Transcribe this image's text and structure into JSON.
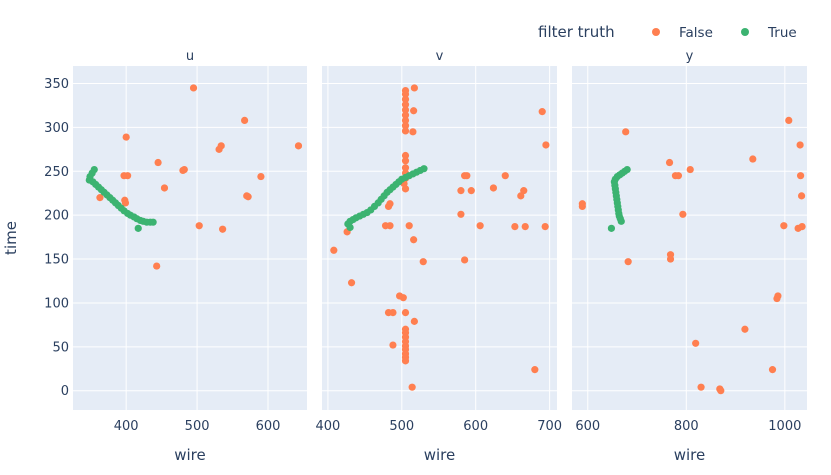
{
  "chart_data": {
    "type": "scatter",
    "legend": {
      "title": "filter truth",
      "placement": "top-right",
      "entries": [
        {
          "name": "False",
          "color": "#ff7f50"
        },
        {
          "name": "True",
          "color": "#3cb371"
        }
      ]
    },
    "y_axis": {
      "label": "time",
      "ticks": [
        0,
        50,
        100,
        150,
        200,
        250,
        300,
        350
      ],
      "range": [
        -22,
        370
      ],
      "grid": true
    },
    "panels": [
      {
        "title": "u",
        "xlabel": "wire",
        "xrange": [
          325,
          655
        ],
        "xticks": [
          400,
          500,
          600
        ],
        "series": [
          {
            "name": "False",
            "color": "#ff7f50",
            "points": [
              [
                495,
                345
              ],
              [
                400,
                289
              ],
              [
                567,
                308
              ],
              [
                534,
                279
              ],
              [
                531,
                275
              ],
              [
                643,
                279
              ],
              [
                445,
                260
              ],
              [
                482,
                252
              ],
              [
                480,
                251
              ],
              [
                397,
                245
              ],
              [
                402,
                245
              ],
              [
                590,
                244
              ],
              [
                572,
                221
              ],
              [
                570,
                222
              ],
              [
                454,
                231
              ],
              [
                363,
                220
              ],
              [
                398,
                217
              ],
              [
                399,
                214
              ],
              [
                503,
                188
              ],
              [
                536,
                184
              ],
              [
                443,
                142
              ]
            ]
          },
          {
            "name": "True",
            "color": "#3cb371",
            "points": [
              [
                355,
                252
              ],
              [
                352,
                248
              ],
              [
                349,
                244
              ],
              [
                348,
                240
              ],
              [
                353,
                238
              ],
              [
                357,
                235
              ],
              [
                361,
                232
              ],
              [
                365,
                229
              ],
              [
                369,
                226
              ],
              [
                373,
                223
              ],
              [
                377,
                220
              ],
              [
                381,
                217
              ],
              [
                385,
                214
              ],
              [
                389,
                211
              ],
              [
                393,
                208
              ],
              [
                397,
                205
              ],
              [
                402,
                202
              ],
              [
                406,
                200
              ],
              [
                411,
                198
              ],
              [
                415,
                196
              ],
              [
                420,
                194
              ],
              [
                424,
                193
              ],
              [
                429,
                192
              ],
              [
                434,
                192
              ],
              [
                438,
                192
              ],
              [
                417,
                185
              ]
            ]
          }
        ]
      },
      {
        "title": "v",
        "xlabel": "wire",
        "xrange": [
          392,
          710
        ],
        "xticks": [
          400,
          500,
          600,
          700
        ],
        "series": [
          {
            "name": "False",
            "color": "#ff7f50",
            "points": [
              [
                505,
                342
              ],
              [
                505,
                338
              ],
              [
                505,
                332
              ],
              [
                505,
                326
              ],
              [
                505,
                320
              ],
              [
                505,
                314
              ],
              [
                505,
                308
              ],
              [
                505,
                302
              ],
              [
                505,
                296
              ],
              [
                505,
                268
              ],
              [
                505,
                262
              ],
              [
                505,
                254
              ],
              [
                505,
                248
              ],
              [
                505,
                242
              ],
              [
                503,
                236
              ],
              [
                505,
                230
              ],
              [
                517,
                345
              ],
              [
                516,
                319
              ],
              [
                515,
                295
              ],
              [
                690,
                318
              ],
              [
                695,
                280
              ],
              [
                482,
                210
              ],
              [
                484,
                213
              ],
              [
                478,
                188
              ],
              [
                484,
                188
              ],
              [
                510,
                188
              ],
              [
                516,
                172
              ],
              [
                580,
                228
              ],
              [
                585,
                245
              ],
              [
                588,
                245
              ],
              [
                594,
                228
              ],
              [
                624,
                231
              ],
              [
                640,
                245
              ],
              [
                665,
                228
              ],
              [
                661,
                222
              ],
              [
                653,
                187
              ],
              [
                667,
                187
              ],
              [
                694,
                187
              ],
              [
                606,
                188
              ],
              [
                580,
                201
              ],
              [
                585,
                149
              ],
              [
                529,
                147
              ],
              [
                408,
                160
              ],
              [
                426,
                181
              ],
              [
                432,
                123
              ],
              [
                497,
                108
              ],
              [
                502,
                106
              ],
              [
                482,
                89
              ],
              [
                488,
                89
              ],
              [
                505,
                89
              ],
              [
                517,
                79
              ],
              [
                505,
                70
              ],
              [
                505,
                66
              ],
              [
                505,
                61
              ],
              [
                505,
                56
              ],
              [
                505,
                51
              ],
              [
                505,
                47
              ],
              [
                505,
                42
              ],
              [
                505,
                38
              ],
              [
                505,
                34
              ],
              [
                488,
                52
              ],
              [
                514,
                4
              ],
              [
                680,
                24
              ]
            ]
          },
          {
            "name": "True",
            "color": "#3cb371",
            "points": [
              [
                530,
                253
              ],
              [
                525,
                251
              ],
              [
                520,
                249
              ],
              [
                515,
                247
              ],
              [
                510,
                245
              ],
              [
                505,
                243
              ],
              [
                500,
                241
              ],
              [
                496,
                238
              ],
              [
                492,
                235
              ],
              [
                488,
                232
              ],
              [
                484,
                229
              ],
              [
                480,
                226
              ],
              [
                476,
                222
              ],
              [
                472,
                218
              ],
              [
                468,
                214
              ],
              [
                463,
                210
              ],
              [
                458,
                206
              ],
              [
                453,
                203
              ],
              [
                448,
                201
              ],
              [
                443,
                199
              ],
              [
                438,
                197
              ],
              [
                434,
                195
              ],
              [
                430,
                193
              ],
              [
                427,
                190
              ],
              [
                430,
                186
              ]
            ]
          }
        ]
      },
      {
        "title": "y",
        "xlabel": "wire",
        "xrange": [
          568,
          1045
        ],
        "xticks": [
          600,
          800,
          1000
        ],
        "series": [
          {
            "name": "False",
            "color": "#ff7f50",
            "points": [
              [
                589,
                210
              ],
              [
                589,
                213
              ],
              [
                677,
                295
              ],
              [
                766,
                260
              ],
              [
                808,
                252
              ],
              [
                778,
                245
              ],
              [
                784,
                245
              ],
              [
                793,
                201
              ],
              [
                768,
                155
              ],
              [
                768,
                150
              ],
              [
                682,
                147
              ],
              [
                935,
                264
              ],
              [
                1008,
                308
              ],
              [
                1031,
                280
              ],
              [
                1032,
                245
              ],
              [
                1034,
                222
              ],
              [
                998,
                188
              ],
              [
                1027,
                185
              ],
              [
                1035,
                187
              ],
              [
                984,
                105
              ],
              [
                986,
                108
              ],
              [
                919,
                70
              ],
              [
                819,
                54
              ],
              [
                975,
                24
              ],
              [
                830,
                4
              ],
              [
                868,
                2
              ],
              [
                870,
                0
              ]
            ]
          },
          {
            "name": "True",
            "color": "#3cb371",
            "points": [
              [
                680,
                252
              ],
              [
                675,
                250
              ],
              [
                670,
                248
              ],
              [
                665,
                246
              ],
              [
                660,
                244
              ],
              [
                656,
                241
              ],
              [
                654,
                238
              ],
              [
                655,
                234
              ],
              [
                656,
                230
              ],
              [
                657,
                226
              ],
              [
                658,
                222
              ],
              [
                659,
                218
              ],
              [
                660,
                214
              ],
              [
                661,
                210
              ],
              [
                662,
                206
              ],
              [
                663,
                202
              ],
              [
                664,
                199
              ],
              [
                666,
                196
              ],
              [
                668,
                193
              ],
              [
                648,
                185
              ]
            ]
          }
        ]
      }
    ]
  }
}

• CHALLENGE
Copy all the records above exactly, but leave out the pictures.

• ANSWER TO THE TASK
Transcribe this image's text and structure into JSON.
{
  "chart_data": {
    "type": "scatter",
    "legend": {
      "title": "filter truth",
      "placement": "top-right",
      "entries": [
        {
          "name": "False",
          "color": "#ff7f50"
        },
        {
          "name": "True",
          "color": "#3cb371"
        }
      ]
    },
    "y_axis": {
      "label": "time",
      "ticks": [
        0,
        50,
        100,
        150,
        200,
        250,
        300,
        350
      ],
      "range": [
        -22,
        370
      ],
      "grid": true
    },
    "panels": [
      {
        "title": "u",
        "xlabel": "wire",
        "xrange": [
          325,
          655
        ],
        "xticks": [
          400,
          500,
          600
        ],
        "series": [
          {
            "name": "False",
            "color": "#ff7f50",
            "points": [
              [
                495,
                345
              ],
              [
                400,
                289
              ],
              [
                567,
                308
              ],
              [
                534,
                279
              ],
              [
                531,
                275
              ],
              [
                643,
                279
              ],
              [
                445,
                260
              ],
              [
                482,
                252
              ],
              [
                480,
                251
              ],
              [
                397,
                245
              ],
              [
                402,
                245
              ],
              [
                590,
                244
              ],
              [
                572,
                221
              ],
              [
                570,
                222
              ],
              [
                454,
                231
              ],
              [
                363,
                220
              ],
              [
                398,
                217
              ],
              [
                399,
                214
              ],
              [
                503,
                188
              ],
              [
                536,
                184
              ],
              [
                443,
                142
              ]
            ]
          },
          {
            "name": "True",
            "color": "#3cb371",
            "points": [
              [
                355,
                252
              ],
              [
                352,
                248
              ],
              [
                349,
                244
              ],
              [
                348,
                240
              ],
              [
                353,
                238
              ],
              [
                357,
                235
              ],
              [
                361,
                232
              ],
              [
                365,
                229
              ],
              [
                369,
                226
              ],
              [
                373,
                223
              ],
              [
                377,
                220
              ],
              [
                381,
                217
              ],
              [
                385,
                214
              ],
              [
                389,
                211
              ],
              [
                393,
                208
              ],
              [
                397,
                205
              ],
              [
                402,
                202
              ],
              [
                406,
                200
              ],
              [
                411,
                198
              ],
              [
                415,
                196
              ],
              [
                420,
                194
              ],
              [
                424,
                193
              ],
              [
                429,
                192
              ],
              [
                434,
                192
              ],
              [
                438,
                192
              ],
              [
                417,
                185
              ]
            ]
          }
        ]
      },
      {
        "title": "v",
        "xlabel": "wire",
        "xrange": [
          392,
          710
        ],
        "xticks": [
          400,
          500,
          600,
          700
        ],
        "series": [
          {
            "name": "False",
            "color": "#ff7f50",
            "points": [
              [
                505,
                342
              ],
              [
                505,
                338
              ],
              [
                505,
                332
              ],
              [
                505,
                326
              ],
              [
                505,
                320
              ],
              [
                505,
                314
              ],
              [
                505,
                308
              ],
              [
                505,
                302
              ],
              [
                505,
                296
              ],
              [
                505,
                268
              ],
              [
                505,
                262
              ],
              [
                505,
                254
              ],
              [
                505,
                248
              ],
              [
                505,
                242
              ],
              [
                503,
                236
              ],
              [
                505,
                230
              ],
              [
                517,
                345
              ],
              [
                516,
                319
              ],
              [
                515,
                295
              ],
              [
                690,
                318
              ],
              [
                695,
                280
              ],
              [
                482,
                210
              ],
              [
                484,
                213
              ],
              [
                478,
                188
              ],
              [
                484,
                188
              ],
              [
                510,
                188
              ],
              [
                516,
                172
              ],
              [
                580,
                228
              ],
              [
                585,
                245
              ],
              [
                588,
                245
              ],
              [
                594,
                228
              ],
              [
                624,
                231
              ],
              [
                640,
                245
              ],
              [
                665,
                228
              ],
              [
                661,
                222
              ],
              [
                653,
                187
              ],
              [
                667,
                187
              ],
              [
                694,
                187
              ],
              [
                606,
                188
              ],
              [
                580,
                201
              ],
              [
                585,
                149
              ],
              [
                529,
                147
              ],
              [
                408,
                160
              ],
              [
                426,
                181
              ],
              [
                432,
                123
              ],
              [
                497,
                108
              ],
              [
                502,
                106
              ],
              [
                482,
                89
              ],
              [
                488,
                89
              ],
              [
                505,
                89
              ],
              [
                517,
                79
              ],
              [
                505,
                70
              ],
              [
                505,
                66
              ],
              [
                505,
                61
              ],
              [
                505,
                56
              ],
              [
                505,
                51
              ],
              [
                505,
                47
              ],
              [
                505,
                42
              ],
              [
                505,
                38
              ],
              [
                505,
                34
              ],
              [
                488,
                52
              ],
              [
                514,
                4
              ],
              [
                680,
                24
              ]
            ]
          },
          {
            "name": "True",
            "color": "#3cb371",
            "points": [
              [
                530,
                253
              ],
              [
                525,
                251
              ],
              [
                520,
                249
              ],
              [
                515,
                247
              ],
              [
                510,
                245
              ],
              [
                505,
                243
              ],
              [
                500,
                241
              ],
              [
                496,
                238
              ],
              [
                492,
                235
              ],
              [
                488,
                232
              ],
              [
                484,
                229
              ],
              [
                480,
                226
              ],
              [
                476,
                222
              ],
              [
                472,
                218
              ],
              [
                468,
                214
              ],
              [
                463,
                210
              ],
              [
                458,
                206
              ],
              [
                453,
                203
              ],
              [
                448,
                201
              ],
              [
                443,
                199
              ],
              [
                438,
                197
              ],
              [
                434,
                195
              ],
              [
                430,
                193
              ],
              [
                427,
                190
              ],
              [
                430,
                186
              ]
            ]
          }
        ]
      },
      {
        "title": "y",
        "xlabel": "wire",
        "xrange": [
          568,
          1045
        ],
        "xticks": [
          600,
          800,
          1000
        ],
        "series": [
          {
            "name": "False",
            "color": "#ff7f50",
            "points": [
              [
                589,
                210
              ],
              [
                589,
                213
              ],
              [
                677,
                295
              ],
              [
                766,
                260
              ],
              [
                808,
                252
              ],
              [
                778,
                245
              ],
              [
                784,
                245
              ],
              [
                793,
                201
              ],
              [
                768,
                155
              ],
              [
                768,
                150
              ],
              [
                682,
                147
              ],
              [
                935,
                264
              ],
              [
                1008,
                308
              ],
              [
                1031,
                280
              ],
              [
                1032,
                245
              ],
              [
                1034,
                222
              ],
              [
                998,
                188
              ],
              [
                1027,
                185
              ],
              [
                1035,
                187
              ],
              [
                984,
                105
              ],
              [
                986,
                108
              ],
              [
                919,
                70
              ],
              [
                819,
                54
              ],
              [
                975,
                24
              ],
              [
                830,
                4
              ],
              [
                868,
                2
              ],
              [
                870,
                0
              ]
            ]
          },
          {
            "name": "True",
            "color": "#3cb371",
            "points": [
              [
                680,
                252
              ],
              [
                675,
                250
              ],
              [
                670,
                248
              ],
              [
                665,
                246
              ],
              [
                660,
                244
              ],
              [
                656,
                241
              ],
              [
                654,
                238
              ],
              [
                655,
                234
              ],
              [
                656,
                230
              ],
              [
                657,
                226
              ],
              [
                658,
                222
              ],
              [
                659,
                218
              ],
              [
                660,
                214
              ],
              [
                661,
                210
              ],
              [
                662,
                206
              ],
              [
                663,
                202
              ],
              [
                664,
                199
              ],
              [
                666,
                196
              ],
              [
                668,
                193
              ],
              [
                648,
                185
              ]
            ]
          }
        ]
      }
    ]
  }
}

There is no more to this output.